Exercise objective: Present the lines from the start of the records through the line containing "- footer-text: Digitalisierung" as a numbered list, including both ends and omitting blank lines, and give no other lines.

Dataset rows
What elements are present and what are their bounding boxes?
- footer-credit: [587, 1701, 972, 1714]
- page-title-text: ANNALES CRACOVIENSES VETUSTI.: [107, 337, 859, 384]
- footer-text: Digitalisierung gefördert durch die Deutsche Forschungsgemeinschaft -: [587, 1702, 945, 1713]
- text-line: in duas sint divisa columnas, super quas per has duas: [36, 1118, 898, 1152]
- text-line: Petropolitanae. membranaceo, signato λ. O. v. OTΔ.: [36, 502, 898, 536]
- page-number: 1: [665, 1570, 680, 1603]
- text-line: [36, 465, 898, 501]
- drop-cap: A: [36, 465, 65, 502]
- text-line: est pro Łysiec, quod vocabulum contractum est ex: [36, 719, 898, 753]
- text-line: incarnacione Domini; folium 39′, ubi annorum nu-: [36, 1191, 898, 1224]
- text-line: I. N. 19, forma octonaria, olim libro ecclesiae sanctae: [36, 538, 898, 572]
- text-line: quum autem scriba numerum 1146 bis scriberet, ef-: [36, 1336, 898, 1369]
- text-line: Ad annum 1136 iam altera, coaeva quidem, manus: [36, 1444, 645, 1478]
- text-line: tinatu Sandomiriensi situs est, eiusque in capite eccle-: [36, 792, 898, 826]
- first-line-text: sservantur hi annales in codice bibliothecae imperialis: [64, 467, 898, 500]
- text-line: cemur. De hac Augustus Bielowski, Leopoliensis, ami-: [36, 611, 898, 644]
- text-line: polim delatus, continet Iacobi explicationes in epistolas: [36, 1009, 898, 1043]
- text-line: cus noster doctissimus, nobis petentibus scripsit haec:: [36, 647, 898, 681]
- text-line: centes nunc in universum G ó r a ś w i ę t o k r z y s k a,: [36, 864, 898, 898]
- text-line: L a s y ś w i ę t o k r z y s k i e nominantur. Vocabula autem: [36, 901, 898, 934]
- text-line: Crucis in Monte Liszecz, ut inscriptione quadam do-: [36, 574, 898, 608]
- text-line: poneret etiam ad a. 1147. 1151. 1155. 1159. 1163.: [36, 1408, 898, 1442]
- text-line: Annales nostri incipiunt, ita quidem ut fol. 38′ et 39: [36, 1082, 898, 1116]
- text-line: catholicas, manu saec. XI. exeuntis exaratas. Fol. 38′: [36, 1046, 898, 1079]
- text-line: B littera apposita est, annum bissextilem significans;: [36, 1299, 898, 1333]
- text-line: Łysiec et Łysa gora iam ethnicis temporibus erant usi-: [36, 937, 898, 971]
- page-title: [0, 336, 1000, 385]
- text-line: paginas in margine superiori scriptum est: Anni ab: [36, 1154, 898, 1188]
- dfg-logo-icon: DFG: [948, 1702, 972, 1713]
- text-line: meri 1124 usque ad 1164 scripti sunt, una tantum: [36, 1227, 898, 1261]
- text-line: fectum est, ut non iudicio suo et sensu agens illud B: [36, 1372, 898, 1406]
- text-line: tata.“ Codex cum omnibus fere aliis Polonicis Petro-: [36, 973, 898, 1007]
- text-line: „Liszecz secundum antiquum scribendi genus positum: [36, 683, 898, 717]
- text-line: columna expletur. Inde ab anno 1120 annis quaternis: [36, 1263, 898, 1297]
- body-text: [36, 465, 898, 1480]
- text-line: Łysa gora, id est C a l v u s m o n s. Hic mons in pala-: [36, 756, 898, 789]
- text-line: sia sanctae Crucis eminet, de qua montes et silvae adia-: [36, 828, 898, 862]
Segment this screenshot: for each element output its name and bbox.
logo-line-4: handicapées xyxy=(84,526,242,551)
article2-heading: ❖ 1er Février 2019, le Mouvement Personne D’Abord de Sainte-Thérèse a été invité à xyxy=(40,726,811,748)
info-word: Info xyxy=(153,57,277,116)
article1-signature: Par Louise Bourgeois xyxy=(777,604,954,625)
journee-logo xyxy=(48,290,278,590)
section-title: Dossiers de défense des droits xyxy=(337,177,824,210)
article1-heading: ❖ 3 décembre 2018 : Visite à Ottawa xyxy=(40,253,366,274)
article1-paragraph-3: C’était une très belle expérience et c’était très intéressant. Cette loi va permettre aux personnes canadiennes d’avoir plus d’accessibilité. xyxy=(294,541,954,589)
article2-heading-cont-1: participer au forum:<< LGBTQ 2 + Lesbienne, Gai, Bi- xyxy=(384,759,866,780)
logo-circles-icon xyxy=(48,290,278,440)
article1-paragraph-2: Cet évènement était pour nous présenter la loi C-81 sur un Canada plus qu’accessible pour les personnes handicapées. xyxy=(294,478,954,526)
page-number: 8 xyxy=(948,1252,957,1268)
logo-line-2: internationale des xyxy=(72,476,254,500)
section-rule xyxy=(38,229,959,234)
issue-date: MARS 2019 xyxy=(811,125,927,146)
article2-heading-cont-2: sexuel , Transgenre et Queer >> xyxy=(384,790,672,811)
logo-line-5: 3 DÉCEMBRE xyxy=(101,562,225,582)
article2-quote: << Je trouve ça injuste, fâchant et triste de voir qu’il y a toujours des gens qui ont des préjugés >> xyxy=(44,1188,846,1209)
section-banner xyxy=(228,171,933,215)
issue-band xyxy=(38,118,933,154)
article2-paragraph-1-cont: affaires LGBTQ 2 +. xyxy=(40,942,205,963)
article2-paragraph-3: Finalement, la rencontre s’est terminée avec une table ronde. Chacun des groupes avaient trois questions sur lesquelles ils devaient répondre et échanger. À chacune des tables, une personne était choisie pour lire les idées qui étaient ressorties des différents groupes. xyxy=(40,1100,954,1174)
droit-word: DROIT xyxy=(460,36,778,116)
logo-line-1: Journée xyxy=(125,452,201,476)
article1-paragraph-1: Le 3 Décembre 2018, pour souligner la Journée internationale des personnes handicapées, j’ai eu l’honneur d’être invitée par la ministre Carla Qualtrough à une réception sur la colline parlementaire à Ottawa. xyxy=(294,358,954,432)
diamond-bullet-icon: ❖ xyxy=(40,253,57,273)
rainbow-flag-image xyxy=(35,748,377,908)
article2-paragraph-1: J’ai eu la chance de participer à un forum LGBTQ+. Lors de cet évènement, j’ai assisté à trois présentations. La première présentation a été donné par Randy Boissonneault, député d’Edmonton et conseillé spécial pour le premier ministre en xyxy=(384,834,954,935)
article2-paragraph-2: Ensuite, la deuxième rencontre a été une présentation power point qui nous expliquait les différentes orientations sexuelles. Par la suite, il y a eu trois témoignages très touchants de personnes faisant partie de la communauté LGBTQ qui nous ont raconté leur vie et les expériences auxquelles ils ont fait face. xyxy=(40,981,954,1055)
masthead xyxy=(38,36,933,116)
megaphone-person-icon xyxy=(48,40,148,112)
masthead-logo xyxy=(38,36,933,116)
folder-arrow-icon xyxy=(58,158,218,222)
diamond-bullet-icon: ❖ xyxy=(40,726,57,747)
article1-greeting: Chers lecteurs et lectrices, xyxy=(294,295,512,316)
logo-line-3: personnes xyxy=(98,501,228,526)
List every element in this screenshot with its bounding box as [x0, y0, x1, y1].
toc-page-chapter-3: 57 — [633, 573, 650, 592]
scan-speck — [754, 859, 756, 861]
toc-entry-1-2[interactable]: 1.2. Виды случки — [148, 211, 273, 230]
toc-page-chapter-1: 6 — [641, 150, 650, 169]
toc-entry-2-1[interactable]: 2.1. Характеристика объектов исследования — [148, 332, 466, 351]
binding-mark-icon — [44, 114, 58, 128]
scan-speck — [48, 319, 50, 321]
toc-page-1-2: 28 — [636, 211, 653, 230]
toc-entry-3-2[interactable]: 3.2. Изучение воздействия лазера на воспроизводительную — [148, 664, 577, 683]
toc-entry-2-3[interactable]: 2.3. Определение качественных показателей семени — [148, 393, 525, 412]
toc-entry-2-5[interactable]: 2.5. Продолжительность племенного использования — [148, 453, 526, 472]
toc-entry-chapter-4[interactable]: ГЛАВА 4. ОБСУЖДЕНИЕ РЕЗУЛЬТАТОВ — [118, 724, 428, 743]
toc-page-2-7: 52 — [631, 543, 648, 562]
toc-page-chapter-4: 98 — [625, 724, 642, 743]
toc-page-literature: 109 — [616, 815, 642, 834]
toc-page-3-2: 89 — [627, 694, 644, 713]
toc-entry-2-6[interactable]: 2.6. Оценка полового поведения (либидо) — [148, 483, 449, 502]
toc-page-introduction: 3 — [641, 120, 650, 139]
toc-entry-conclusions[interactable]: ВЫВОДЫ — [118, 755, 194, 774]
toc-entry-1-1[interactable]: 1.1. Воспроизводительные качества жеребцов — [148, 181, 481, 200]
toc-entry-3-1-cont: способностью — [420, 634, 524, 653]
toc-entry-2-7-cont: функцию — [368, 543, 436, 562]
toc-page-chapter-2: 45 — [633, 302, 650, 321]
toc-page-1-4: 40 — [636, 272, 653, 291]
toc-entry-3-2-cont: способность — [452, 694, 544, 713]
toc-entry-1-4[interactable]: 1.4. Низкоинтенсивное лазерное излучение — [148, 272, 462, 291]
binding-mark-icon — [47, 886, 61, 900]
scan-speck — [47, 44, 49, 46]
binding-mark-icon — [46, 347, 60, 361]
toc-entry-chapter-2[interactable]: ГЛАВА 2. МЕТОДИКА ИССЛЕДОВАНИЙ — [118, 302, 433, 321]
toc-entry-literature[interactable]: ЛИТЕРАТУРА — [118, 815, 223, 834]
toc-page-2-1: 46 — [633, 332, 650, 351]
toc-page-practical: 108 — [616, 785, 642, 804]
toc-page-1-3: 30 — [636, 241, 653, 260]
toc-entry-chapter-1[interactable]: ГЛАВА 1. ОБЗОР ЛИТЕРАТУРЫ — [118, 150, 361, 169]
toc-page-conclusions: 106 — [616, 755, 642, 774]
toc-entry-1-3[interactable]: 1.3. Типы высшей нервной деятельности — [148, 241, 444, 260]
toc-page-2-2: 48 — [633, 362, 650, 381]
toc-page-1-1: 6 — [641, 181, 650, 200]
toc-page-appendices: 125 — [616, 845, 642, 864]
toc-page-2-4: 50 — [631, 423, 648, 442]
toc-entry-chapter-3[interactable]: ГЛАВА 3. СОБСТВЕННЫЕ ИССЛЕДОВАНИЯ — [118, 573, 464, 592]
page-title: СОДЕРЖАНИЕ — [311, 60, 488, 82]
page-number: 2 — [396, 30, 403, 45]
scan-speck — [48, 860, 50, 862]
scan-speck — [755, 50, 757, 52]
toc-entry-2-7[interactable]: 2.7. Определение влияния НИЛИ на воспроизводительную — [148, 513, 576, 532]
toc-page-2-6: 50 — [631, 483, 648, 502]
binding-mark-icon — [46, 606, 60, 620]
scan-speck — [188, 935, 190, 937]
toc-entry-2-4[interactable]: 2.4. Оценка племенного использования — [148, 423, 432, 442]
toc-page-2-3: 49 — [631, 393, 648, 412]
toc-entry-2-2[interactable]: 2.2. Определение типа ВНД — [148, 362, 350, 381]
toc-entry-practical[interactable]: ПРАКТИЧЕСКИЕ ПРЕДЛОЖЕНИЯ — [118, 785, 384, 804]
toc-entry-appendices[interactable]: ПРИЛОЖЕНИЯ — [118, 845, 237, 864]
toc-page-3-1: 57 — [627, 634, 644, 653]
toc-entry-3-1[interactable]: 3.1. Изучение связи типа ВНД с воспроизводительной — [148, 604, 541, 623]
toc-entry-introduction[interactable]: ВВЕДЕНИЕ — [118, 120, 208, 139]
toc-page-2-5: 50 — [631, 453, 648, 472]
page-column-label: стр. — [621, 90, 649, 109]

Result:
1. What elements are present and what are their bounding boxes?
2. - footer-credit: [587, 1701, 972, 1714]
3. - page-title-text: ANNALES CRACOVIENSES VETUSTI.: [107, 337, 859, 384]
4. - footer-text: Digitalisierung gefördert durch die Deutsche Forschungsgemeinschaft -: [587, 1702, 945, 1713]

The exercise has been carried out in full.